BEGIN DATA SHOWN

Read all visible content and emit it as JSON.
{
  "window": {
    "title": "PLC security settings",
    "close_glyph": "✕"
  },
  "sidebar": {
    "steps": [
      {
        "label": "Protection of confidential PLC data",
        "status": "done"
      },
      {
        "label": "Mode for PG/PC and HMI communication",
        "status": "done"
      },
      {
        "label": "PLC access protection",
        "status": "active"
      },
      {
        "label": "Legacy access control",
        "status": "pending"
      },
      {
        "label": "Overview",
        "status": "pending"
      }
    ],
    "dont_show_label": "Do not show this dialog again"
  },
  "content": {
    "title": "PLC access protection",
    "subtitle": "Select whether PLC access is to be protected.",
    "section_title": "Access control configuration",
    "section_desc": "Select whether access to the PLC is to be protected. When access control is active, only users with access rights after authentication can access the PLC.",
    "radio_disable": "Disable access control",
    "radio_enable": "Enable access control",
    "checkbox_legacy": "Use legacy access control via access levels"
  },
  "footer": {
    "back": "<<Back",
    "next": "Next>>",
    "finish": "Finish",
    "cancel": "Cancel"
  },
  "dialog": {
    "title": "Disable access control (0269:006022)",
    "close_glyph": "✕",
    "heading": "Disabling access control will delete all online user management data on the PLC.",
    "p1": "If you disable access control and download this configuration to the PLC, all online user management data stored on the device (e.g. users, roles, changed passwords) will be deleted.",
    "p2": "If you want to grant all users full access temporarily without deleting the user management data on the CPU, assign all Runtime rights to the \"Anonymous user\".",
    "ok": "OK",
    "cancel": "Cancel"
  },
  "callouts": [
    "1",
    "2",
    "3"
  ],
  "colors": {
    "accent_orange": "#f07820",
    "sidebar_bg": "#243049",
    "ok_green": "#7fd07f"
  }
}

END DATA SHOWN
BEGIN DATA SHOWN

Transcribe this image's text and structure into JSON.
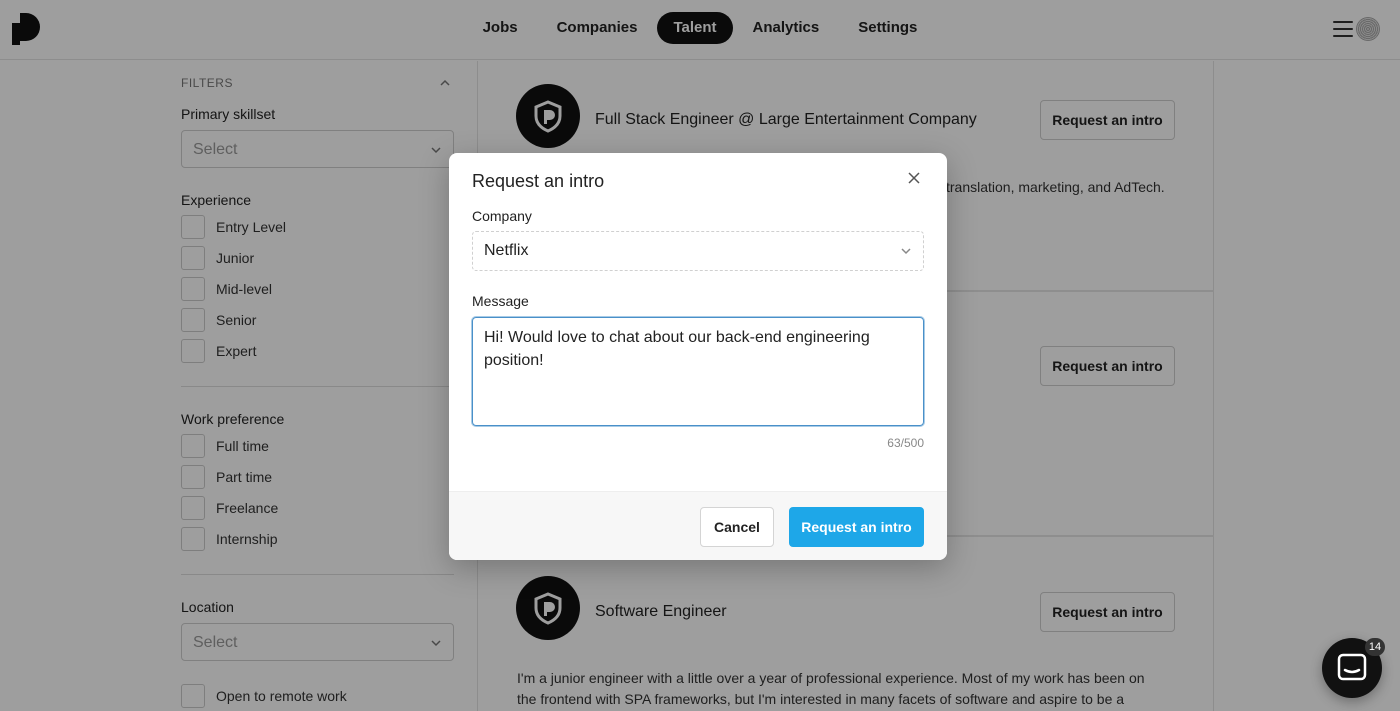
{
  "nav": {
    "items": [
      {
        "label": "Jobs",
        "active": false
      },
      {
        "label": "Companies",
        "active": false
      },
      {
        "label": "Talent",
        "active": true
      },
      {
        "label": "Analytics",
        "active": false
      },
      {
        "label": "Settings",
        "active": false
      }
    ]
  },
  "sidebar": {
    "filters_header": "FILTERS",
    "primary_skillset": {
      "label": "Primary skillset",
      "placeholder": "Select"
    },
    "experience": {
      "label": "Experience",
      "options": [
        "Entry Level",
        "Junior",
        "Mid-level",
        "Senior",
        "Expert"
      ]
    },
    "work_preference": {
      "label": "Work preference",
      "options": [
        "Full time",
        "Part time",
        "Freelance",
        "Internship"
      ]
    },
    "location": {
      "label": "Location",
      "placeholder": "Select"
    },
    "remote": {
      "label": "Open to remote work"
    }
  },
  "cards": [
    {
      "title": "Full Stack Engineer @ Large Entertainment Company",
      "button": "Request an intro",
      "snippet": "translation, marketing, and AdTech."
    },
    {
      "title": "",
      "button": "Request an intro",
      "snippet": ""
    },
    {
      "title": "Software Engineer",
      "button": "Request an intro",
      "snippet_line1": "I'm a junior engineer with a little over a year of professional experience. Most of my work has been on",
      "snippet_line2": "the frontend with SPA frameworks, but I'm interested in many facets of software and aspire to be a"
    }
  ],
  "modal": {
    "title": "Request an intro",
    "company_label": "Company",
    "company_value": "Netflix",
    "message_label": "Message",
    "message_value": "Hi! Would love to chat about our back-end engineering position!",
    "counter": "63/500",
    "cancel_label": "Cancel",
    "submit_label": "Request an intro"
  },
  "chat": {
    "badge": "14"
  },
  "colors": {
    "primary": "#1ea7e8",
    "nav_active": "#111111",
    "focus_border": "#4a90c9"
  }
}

END DATA SHOWN
BEGIN DATA SHOWN

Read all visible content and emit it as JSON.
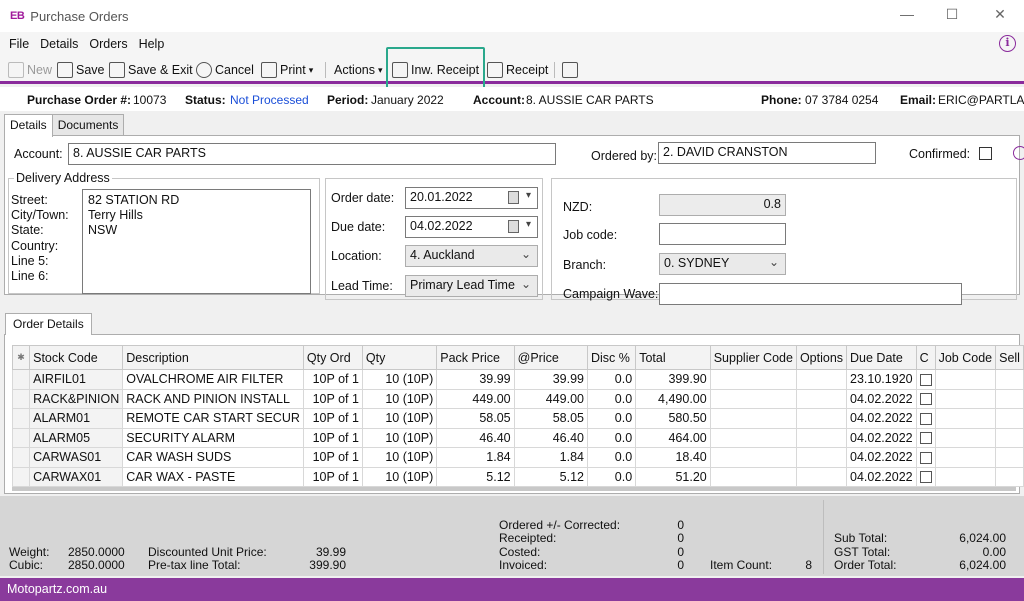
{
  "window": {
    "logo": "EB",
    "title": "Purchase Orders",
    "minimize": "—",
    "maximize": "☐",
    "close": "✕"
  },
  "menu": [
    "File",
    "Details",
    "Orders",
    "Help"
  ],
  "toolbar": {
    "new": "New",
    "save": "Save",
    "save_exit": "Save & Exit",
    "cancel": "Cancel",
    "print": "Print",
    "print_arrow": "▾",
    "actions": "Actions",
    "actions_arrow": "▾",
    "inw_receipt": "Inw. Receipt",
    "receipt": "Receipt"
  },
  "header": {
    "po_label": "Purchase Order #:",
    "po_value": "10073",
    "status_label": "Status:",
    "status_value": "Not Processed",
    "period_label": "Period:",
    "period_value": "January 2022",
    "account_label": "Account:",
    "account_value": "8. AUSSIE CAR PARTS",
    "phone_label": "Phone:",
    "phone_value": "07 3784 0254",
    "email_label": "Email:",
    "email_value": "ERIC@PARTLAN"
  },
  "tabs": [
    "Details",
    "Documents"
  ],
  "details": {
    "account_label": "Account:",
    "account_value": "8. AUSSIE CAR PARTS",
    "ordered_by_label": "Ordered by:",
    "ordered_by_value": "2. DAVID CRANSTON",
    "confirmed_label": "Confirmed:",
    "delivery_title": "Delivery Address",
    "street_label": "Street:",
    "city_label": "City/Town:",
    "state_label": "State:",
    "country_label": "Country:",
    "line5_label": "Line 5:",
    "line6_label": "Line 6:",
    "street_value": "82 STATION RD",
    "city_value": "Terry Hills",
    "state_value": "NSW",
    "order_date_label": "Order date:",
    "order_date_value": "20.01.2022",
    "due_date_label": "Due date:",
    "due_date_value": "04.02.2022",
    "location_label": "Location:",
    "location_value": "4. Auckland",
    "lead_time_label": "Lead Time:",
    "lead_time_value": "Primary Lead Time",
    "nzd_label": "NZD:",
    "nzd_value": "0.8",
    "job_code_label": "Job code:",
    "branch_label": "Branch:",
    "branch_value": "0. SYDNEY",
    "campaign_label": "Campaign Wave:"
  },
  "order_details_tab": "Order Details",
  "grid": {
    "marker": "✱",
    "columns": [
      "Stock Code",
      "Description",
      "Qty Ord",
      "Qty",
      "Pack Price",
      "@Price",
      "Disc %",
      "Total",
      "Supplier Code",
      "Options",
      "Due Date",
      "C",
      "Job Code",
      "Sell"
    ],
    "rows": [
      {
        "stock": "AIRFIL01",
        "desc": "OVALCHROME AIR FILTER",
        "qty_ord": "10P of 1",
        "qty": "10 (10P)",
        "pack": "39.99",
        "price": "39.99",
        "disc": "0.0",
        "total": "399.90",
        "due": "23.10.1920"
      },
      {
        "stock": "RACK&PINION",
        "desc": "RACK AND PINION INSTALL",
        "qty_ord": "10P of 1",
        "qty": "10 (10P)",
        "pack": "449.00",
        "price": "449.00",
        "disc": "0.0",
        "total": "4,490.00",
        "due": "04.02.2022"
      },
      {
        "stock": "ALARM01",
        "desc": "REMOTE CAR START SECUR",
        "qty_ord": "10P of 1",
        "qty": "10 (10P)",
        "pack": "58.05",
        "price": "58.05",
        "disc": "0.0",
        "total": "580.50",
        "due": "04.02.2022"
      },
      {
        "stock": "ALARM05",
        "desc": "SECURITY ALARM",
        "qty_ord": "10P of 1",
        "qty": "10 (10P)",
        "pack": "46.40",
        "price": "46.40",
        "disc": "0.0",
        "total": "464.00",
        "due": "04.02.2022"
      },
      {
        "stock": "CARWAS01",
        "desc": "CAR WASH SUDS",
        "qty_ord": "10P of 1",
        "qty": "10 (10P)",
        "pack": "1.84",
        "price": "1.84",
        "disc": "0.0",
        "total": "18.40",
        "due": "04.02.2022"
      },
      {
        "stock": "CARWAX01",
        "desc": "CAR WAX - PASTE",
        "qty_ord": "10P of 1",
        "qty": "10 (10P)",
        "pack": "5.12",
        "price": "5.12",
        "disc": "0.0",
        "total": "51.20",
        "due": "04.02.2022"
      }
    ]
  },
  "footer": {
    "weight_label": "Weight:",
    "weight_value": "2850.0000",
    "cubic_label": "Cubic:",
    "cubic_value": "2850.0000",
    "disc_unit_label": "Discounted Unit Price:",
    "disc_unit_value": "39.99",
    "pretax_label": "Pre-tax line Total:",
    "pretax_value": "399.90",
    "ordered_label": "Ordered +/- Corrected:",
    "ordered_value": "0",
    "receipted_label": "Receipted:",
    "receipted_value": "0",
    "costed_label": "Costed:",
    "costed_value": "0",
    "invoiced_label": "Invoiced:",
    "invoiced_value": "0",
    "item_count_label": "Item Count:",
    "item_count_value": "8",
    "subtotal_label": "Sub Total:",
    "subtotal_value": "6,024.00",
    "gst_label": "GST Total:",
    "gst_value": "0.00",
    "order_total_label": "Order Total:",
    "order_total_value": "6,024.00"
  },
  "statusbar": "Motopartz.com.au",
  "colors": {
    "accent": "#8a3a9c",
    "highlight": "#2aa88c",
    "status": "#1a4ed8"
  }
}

END DATA SHOWN

→ **WHAT YOU SHOULD DO**
Copy out each line of the records where the string "configuration" appears.

→ **COMPLETE OUTPUT**
    "section_title": "Access control configuration",
    "p1": "If you disable access control and download this configuration to the PLC, all online user management data stored on the device (e.g. users, roles, changed passwords) will be deleted.",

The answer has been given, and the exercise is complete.